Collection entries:
•••
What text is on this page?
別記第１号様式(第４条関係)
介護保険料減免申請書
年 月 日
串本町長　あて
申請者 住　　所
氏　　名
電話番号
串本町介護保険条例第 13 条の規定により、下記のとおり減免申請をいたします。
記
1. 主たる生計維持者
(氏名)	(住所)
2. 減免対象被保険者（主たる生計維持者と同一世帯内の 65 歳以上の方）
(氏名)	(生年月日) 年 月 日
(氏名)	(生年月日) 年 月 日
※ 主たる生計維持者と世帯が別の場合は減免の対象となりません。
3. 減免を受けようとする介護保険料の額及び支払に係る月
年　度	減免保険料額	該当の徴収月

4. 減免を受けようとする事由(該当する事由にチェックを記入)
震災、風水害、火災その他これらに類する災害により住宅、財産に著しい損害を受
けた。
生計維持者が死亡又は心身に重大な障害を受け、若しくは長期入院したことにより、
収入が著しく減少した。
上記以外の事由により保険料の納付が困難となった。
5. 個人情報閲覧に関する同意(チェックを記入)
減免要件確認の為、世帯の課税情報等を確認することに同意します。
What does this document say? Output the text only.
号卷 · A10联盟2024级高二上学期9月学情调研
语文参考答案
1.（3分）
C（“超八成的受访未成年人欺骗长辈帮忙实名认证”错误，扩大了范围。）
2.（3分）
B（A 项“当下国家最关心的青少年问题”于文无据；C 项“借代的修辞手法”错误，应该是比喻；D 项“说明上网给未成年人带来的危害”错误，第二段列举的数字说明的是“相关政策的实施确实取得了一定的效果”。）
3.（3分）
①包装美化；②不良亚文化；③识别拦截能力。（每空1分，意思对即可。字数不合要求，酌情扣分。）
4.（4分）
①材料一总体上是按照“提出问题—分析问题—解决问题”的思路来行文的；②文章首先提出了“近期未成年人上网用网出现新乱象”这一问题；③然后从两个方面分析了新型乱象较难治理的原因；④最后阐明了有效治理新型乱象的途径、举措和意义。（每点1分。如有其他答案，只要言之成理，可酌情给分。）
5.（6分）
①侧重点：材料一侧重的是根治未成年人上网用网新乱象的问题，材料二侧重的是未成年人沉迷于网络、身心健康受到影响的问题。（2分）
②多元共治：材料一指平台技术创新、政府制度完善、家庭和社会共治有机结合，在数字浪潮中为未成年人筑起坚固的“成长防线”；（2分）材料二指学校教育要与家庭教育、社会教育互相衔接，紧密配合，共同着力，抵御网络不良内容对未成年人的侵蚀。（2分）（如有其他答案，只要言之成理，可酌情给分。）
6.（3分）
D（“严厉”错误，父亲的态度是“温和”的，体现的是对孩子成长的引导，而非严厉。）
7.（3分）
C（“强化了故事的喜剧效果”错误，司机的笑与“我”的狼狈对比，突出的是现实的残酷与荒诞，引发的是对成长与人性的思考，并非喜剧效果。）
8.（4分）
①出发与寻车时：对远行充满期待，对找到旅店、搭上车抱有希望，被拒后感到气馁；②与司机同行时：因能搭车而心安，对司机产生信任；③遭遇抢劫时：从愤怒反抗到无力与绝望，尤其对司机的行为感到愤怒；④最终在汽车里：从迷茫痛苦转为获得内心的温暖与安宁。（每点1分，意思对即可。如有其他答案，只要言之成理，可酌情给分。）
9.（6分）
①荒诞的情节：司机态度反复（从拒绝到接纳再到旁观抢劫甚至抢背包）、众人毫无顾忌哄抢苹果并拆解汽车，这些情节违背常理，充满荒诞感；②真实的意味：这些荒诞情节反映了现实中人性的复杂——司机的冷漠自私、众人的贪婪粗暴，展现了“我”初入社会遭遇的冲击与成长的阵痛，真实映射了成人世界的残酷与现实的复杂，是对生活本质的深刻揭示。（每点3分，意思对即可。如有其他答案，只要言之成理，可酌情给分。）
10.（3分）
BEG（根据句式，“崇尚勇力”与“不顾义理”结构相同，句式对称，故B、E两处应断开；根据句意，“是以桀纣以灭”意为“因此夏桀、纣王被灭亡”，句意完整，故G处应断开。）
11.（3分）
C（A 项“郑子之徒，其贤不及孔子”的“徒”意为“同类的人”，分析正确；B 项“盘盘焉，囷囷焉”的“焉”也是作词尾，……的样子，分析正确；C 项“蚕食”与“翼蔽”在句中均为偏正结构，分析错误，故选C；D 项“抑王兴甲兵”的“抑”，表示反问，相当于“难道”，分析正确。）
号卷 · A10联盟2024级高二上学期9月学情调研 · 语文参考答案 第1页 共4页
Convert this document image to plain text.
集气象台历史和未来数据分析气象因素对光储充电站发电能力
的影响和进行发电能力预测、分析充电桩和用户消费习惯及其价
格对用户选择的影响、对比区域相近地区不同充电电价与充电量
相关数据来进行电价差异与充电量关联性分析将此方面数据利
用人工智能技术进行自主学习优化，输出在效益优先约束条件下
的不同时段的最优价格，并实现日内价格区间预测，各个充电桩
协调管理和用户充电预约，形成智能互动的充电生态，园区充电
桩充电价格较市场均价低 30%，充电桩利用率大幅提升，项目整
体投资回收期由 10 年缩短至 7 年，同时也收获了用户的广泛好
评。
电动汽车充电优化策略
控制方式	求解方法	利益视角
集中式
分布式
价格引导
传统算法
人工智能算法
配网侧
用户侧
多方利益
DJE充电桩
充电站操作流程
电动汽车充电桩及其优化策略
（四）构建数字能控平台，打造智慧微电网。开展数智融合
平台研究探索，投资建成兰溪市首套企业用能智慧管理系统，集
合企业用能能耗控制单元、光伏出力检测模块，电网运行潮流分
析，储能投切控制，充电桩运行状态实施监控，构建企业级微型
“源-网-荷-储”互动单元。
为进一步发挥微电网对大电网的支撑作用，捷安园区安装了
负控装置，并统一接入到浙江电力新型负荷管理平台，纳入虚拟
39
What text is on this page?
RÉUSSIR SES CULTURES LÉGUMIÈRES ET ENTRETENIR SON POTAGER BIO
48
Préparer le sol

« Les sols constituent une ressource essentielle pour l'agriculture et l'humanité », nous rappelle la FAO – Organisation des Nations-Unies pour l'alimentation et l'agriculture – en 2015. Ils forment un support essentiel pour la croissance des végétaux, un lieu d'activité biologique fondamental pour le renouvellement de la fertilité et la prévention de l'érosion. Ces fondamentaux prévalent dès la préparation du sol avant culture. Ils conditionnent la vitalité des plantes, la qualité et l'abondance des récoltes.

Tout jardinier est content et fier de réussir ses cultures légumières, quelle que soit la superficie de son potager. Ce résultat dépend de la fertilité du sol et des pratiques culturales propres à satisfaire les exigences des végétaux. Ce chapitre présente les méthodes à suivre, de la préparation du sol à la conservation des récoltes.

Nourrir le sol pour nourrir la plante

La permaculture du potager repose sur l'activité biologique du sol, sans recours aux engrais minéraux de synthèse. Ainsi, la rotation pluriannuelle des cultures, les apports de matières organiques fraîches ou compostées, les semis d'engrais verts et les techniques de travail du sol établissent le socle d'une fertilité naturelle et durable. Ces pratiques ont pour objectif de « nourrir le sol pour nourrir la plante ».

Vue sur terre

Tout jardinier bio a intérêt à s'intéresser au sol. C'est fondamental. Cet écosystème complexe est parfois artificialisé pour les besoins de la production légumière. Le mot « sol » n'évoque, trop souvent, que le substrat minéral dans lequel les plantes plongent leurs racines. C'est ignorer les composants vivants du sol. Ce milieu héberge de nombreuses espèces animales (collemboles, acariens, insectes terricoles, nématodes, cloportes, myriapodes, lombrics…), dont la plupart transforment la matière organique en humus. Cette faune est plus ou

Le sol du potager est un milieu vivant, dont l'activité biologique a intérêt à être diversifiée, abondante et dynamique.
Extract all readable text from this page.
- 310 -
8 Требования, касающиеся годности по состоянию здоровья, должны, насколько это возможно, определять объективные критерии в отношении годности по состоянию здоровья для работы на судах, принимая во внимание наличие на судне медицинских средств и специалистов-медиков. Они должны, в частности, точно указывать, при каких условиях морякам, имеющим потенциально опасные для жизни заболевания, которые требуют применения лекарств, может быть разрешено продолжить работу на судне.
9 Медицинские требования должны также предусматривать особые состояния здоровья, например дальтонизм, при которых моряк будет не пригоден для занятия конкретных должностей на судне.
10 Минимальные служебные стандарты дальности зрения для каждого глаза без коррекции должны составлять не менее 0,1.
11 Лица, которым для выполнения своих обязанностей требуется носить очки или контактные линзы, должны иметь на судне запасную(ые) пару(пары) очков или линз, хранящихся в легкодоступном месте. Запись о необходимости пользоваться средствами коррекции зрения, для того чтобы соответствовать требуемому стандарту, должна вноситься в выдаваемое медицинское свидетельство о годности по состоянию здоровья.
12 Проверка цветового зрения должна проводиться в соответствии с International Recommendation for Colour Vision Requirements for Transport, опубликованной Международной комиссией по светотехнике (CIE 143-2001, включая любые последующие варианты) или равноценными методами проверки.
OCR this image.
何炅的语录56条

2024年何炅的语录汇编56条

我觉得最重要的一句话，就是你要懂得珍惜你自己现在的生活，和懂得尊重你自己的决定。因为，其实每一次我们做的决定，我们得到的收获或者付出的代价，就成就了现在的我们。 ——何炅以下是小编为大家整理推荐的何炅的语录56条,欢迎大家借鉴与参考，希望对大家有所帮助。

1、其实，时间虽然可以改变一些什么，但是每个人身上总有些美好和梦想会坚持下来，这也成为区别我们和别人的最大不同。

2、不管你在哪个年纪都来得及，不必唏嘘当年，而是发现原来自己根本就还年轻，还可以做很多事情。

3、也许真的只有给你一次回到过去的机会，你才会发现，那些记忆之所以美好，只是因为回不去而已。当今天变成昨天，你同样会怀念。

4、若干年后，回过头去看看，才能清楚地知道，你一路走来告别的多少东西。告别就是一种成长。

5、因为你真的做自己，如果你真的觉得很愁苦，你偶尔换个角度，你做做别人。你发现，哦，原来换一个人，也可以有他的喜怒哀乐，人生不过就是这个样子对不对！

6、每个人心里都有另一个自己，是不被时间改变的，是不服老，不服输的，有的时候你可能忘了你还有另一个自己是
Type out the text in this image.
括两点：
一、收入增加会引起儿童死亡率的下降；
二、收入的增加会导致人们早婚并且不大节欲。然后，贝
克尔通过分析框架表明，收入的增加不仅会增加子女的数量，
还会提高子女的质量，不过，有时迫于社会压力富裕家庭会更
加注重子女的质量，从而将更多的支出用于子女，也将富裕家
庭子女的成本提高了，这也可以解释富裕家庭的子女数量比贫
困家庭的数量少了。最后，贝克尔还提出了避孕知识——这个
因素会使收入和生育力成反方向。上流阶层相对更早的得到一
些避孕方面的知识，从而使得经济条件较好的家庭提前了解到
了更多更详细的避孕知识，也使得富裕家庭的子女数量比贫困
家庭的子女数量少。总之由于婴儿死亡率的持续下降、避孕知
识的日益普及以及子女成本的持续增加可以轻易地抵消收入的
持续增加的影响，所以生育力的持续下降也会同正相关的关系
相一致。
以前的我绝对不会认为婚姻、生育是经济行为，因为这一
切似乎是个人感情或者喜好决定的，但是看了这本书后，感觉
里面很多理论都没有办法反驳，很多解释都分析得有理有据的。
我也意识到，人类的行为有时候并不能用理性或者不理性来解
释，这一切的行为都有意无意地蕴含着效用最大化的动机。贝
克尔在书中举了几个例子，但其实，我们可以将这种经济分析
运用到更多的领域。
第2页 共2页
•••
» **Task details**:
Reproduce the listing above exactly from the line containing "Type out the text in this image." through its last line, with both of those lines included.

» **Finished answer**:
Type out the text in this image.
括两点：
一、收入增加会引起儿童死亡率的下降；
二、收入的增加会导致人们早婚并且不大节欲。然后，贝
克尔通过分析框架表明，收入的增加不仅会增加子女的数量，
还会提高子女的质量，不过，有时迫于社会压力富裕家庭会更
加注重子女的质量，从而将更多的支出用于子女，也将富裕家
庭子女的成本提高了，这也可以解释富裕家庭的子女数量比贫
困家庭的数量少了。最后，贝克尔还提出了避孕知识——这个
因素会使收入和生育力成反方向。上流阶层相对更早的得到一
些避孕方面的知识，从而使得经济条件较好的家庭提前了解到
了更多更详细的避孕知识，也使得富裕家庭的子女数量比贫困
家庭的子女数量少。总之由于婴儿死亡率的持续下降、避孕知
识的日益普及以及子女成本的持续增加可以轻易地抵消收入的
持续增加的影响，所以生育力的持续下降也会同正相关的关系
相一致。
以前的我绝对不会认为婚姻、生育是经济行为，因为这一
切似乎是个人感情或者喜好决定的，但是看了这本书后，感觉
里面很多理论都没有办法反驳，很多解释都分析得有理有据的。
我也意识到，人类的行为有时候并不能用理性或者不理性来解
释，这一切的行为都有意无意地蕴含着效用最大化的动机。贝
克尔在书中举了几个例子，但其实，我们可以将这种经济分析
运用到更多的领域。
第2页 共2页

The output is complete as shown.